Write out the entries verbatim and leave the images out of the copy.

[Dataset items]

-*-

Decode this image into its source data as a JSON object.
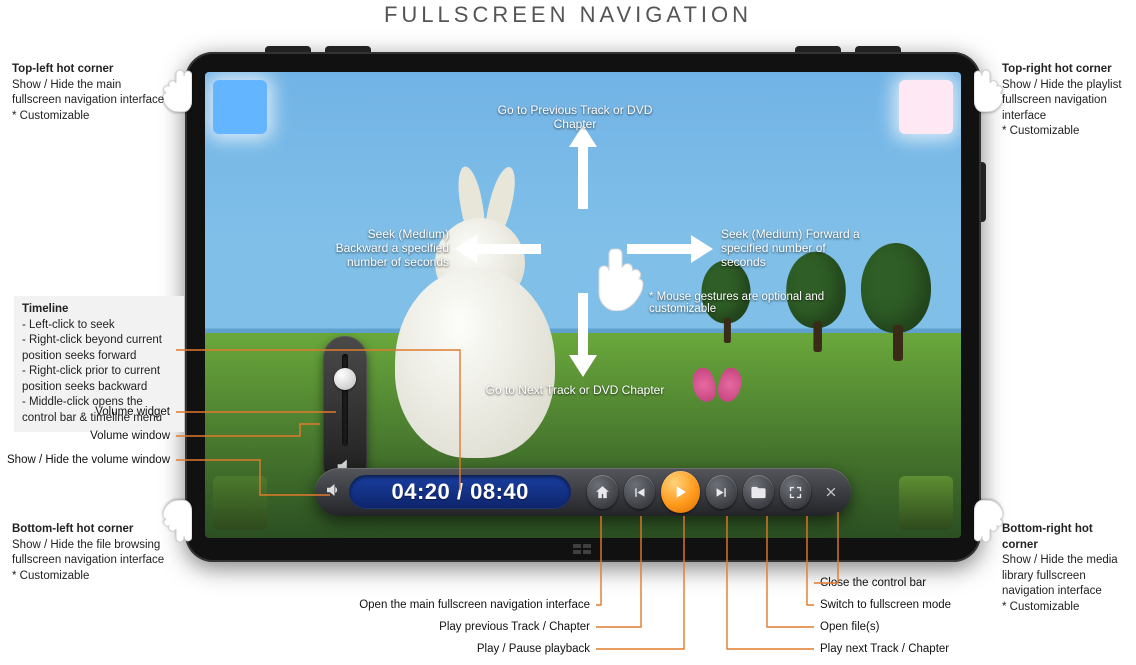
{
  "title": "FULLSCREEN NAVIGATION",
  "hotcorners": {
    "tl": {
      "title": "Top-left hot corner",
      "desc": "Show / Hide the main fullscreen navigation interface",
      "note": "* Customizable"
    },
    "tr": {
      "title": "Top-right hot corner",
      "desc": "Show / Hide the playlist fullscreen navigation interface",
      "note": "* Customizable"
    },
    "bl": {
      "title": "Bottom-left hot corner",
      "desc": "Show / Hide the file browsing fullscreen navigation interface",
      "note": "* Customizable"
    },
    "br": {
      "title": "Bottom-right hot corner",
      "desc": "Show / Hide the media library fullscreen navigation interface",
      "note": "* Customizable"
    }
  },
  "timeline_callout": {
    "title": "Timeline",
    "lines": [
      "- Left-click to seek",
      "- Right-click beyond current position seeks forward",
      "- Right-click prior to current position seeks backward",
      "- Middle-click opens the control bar & timeline menu"
    ]
  },
  "left_labels": {
    "volume_widget": "Volume widget",
    "volume_window": "Volume window",
    "show_hide_volume": "Show / Hide the volume window"
  },
  "gestures": {
    "up": "Go to Previous Track or DVD Chapter",
    "down": "Go to Next Track or DVD Chapter",
    "left": "Seek (Medium) Backward a specified number of seconds",
    "right": "Seek (Medium) Forward a specified number of seconds",
    "note": "* Mouse gestures are optional and customizable"
  },
  "controlbar": {
    "time_current": "04:20",
    "time_sep": " / ",
    "time_total": "08:40"
  },
  "bottom_labels": {
    "home": "Open the main fullscreen navigation interface",
    "prev": "Play previous Track / Chapter",
    "play": "Play / Pause playback",
    "next": "Play next Track / Chapter",
    "open": "Open file(s)",
    "fullscreen": "Switch to fullscreen mode",
    "close": "Close the control bar"
  }
}
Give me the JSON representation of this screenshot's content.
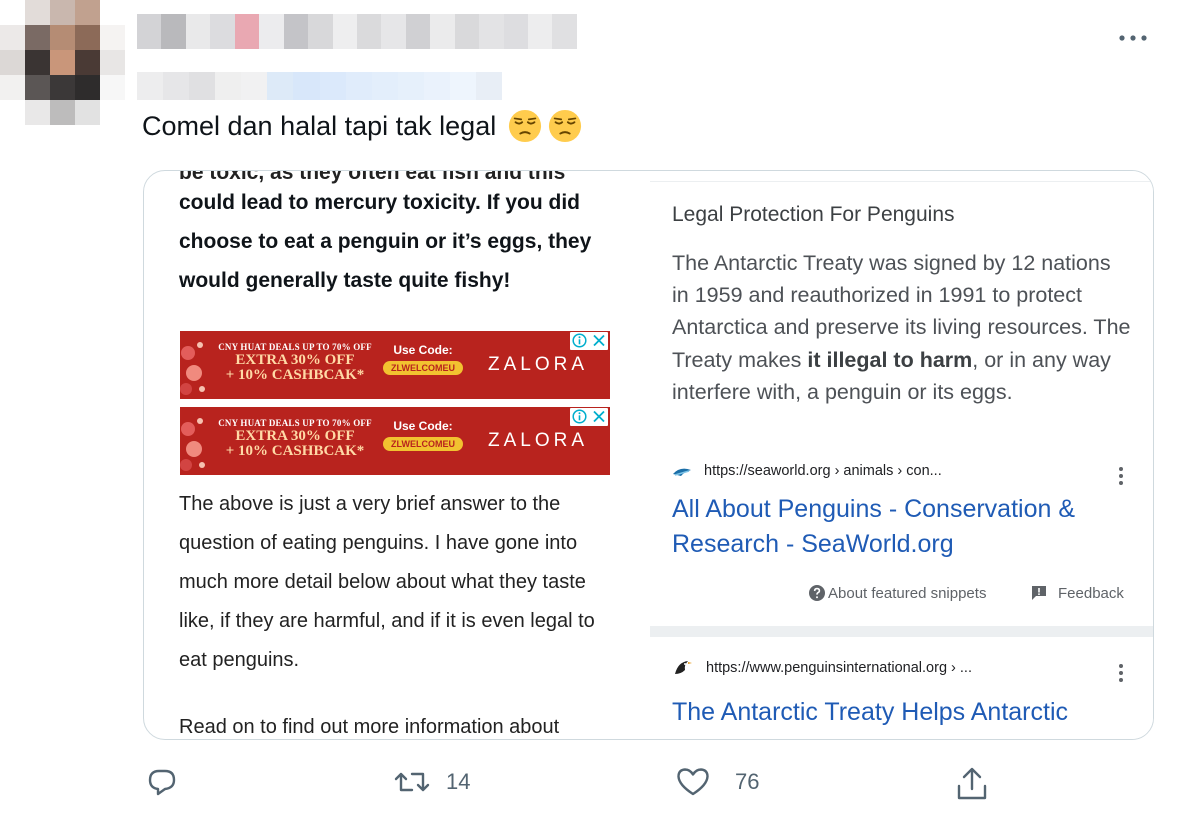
{
  "tweet": {
    "text": "Comel dan halal tapi tak legal",
    "emojis": [
      "pensive-face",
      "pensive-face"
    ]
  },
  "media": {
    "left_article": {
      "partial_top_line": "be toxic, as they often eat fish and this",
      "bold_paragraph": "could lead to mercury toxicity. If you did choose to eat a penguin or it’s eggs, they would generally taste quite fishy!",
      "ads": [
        {
          "deal_line1": "CNY HUAT DEALS UP TO 70% OFF",
          "deal_line2": "EXTRA 30% OFF",
          "deal_line3": "+ 10% CASHBCAK*",
          "code_label": "Use Code:",
          "code": "ZLWELCOMEU",
          "brand": "ZALORA"
        },
        {
          "deal_line1": "CNY HUAT DEALS UP TO 70% OFF",
          "deal_line2": "EXTRA 30% OFF",
          "deal_line3": "+ 10% CASHBCAK*",
          "code_label": "Use Code:",
          "code": "ZLWELCOMEU",
          "brand": "ZALORA"
        }
      ],
      "body_paragraph": "The above is just a very brief answer to the question of eating penguins. I have gone into much more detail below about what they taste like, if they are harmful, and if it is even legal to eat penguins.",
      "cut_line": "Read on to find out more information about"
    },
    "right_search": {
      "snippet_title": "Legal Protection For Penguins",
      "snippet_text_before": "The Antarctic Treaty was signed by 12 nations in 1959 and reauthorized in 1991 to protect Antarctica and preserve its living resources. The Treaty makes ",
      "snippet_text_bold": "it illegal to harm",
      "snippet_text_after": ", or in any way interfere with, a penguin or its eggs.",
      "source_url": "https://seaworld.org › animals › con...",
      "result_title": "All About Penguins - Conservation & Research - SeaWorld.org",
      "about_snippets": "About featured snippets",
      "feedback": "Feedback",
      "source_url_2": "https://www.penguinsinternational.org › ...",
      "result_title_2": "The Antarctic Treaty Helps Antarctic"
    }
  },
  "actions": {
    "reply_count": "",
    "retweet_count": "14",
    "like_count": "76"
  },
  "colors": {
    "link_blue": "#1f5bb5",
    "ad_red": "#b8231e",
    "icon_gray": "#536471"
  }
}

-*-

SOLUTION FOR THIS EXERCISE:
Decode this image into its source data as a JSON object.
{
  "title": "FULLSCREEN NAVIGATION",
  "hotcorners": {
    "tl": {
      "title": "Top-left hot corner",
      "desc": "Show / Hide the main fullscreen navigation interface",
      "note": "* Customizable"
    },
    "tr": {
      "title": "Top-right hot corner",
      "desc": "Show / Hide the playlist fullscreen navigation interface",
      "note": "* Customizable"
    },
    "bl": {
      "title": "Bottom-left hot corner",
      "desc": "Show / Hide the file browsing fullscreen navigation interface",
      "note": "* Customizable"
    },
    "br": {
      "title": "Bottom-right hot corner",
      "desc": "Show / Hide the media library fullscreen navigation interface",
      "note": "* Customizable"
    }
  },
  "timeline_callout": {
    "title": "Timeline",
    "lines": [
      "- Left-click to seek",
      "- Right-click beyond current position seeks forward",
      "- Right-click prior to current position seeks backward",
      "- Middle-click opens the control bar & timeline menu"
    ]
  },
  "left_labels": {
    "volume_widget": "Volume widget",
    "volume_window": "Volume window",
    "show_hide_volume": "Show / Hide the volume window"
  },
  "gestures": {
    "up": "Go to Previous Track or DVD Chapter",
    "down": "Go to Next Track or DVD Chapter",
    "left": "Seek (Medium) Backward a specified number of seconds",
    "right": "Seek (Medium) Forward a specified number of seconds",
    "note": "* Mouse gestures are optional and customizable"
  },
  "controlbar": {
    "time_current": "04:20",
    "time_sep": " / ",
    "time_total": "08:40"
  },
  "bottom_labels": {
    "home": "Open the main fullscreen navigation interface",
    "prev": "Play previous Track / Chapter",
    "play": "Play / Pause playback",
    "next": "Play next Track / Chapter",
    "open": "Open file(s)",
    "fullscreen": "Switch to fullscreen mode",
    "close": "Close the control bar"
  }
}
Give me the JSON representation of this screenshot's content.
{
  "tweet": {
    "text": "Comel dan halal tapi tak legal",
    "emojis": [
      "pensive-face",
      "pensive-face"
    ]
  },
  "media": {
    "left_article": {
      "partial_top_line": "be toxic, as they often eat fish and this",
      "bold_paragraph": "could lead to mercury toxicity. If you did choose to eat a penguin or it’s eggs, they would generally taste quite fishy!",
      "ads": [
        {
          "deal_line1": "CNY HUAT DEALS UP TO 70% OFF",
          "deal_line2": "EXTRA 30% OFF",
          "deal_line3": "+ 10% CASHBCAK*",
          "code_label": "Use Code:",
          "code": "ZLWELCOMEU",
          "brand": "ZALORA"
        },
        {
          "deal_line1": "CNY HUAT DEALS UP TO 70% OFF",
          "deal_line2": "EXTRA 30% OFF",
          "deal_line3": "+ 10% CASHBCAK*",
          "code_label": "Use Code:",
          "code": "ZLWELCOMEU",
          "brand": "ZALORA"
        }
      ],
      "body_paragraph": "The above is just a very brief answer to the question of eating penguins. I have gone into much more detail below about what they taste like, if they are harmful, and if it is even legal to eat penguins.",
      "cut_line": "Read on to find out more information about"
    },
    "right_search": {
      "snippet_title": "Legal Protection For Penguins",
      "snippet_text_before": "The Antarctic Treaty was signed by 12 nations in 1959 and reauthorized in 1991 to protect Antarctica and preserve its living resources. The Treaty makes ",
      "snippet_text_bold": "it illegal to harm",
      "snippet_text_after": ", or in any way interfere with, a penguin or its eggs.",
      "source_url": "https://seaworld.org › animals › con...",
      "result_title": "All About Penguins - Conservation & Research - SeaWorld.org",
      "about_snippets": "About featured snippets",
      "feedback": "Feedback",
      "source_url_2": "https://www.penguinsinternational.org › ...",
      "result_title_2": "The Antarctic Treaty Helps Antarctic"
    }
  },
  "actions": {
    "reply_count": "",
    "retweet_count": "14",
    "like_count": "76"
  },
  "colors": {
    "link_blue": "#1f5bb5",
    "ad_red": "#b8231e",
    "icon_gray": "#536471"
  }
}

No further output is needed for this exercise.